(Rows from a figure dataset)
···

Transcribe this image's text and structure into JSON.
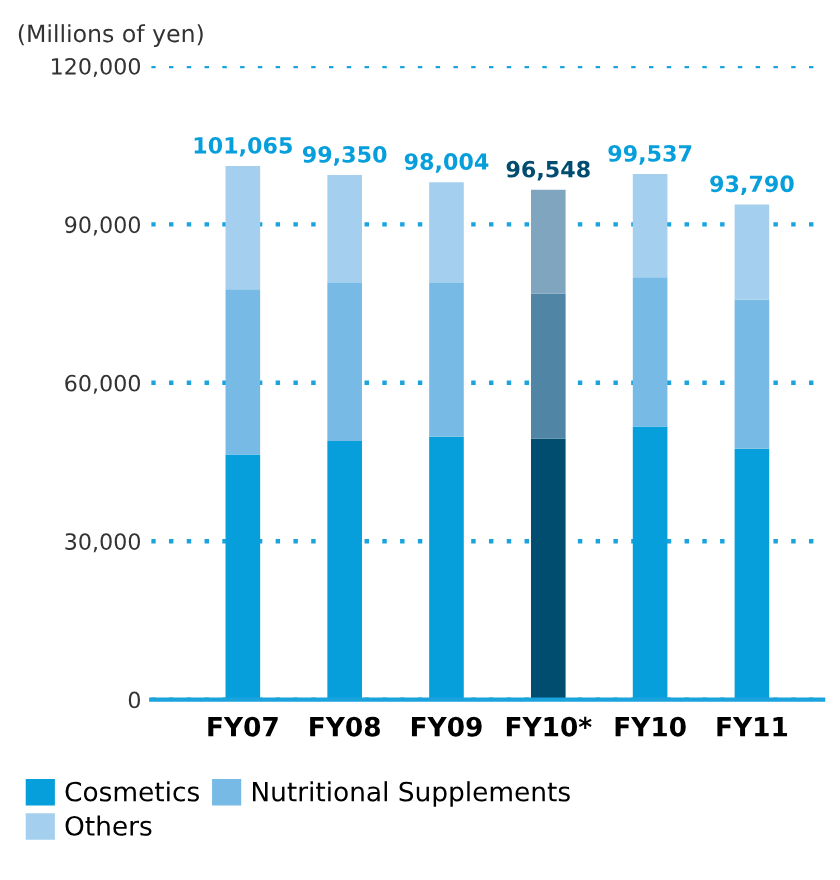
{
  "chart_data": {
    "type": "bar",
    "stacked": true,
    "ylabel": "(Millions of yen)",
    "categories": [
      "FY07",
      "FY08",
      "FY09",
      "FY10*",
      "FY10",
      "FY11"
    ],
    "series": [
      {
        "name": "Cosmetics",
        "color": "#069fdb",
        "colors": [
          "#069fdb",
          "#069fdb",
          "#069fdb",
          "#004d70",
          "#069fdb",
          "#069fdb"
        ],
        "values": [
          46400,
          49000,
          49800,
          49400,
          51700,
          47500
        ]
      },
      {
        "name": "Nutritional Supplements",
        "color": "#77bae5",
        "colors": [
          "#77bae5",
          "#77bae5",
          "#77bae5",
          "#5085a5",
          "#77bae5",
          "#77bae5"
        ],
        "values": [
          31300,
          29900,
          29100,
          27500,
          28300,
          28300
        ]
      },
      {
        "name": "Others",
        "color": "#a5cfee",
        "colors": [
          "#a5cfee",
          "#a5cfee",
          "#a5cfee",
          "#80a6bf",
          "#a5cfee",
          "#a5cfee"
        ],
        "values": [
          23365,
          20450,
          19104,
          19648,
          19537,
          17990
        ]
      }
    ],
    "totals": [
      "101,065",
      "99,350",
      "98,004",
      "96,548",
      "99,537",
      "93,790"
    ],
    "ylim": [
      0,
      120000
    ],
    "yticks": [
      0,
      {
        "value": 30000,
        "label": "30,000"
      },
      {
        "value": 60000,
        "label": "60,000"
      },
      {
        "value": 90000,
        "label": "90,000"
      },
      {
        "value": 120000,
        "label": "120,000"
      }
    ],
    "grid": "y",
    "legend": "bottom"
  }
}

···

TASK OBJECTIVE: Copy each line of the records that contains the word "name".

THE SOLUTION:
        "name": "Cosmetics",
        "name": "Nutritional Supplements",
        "name": "Others",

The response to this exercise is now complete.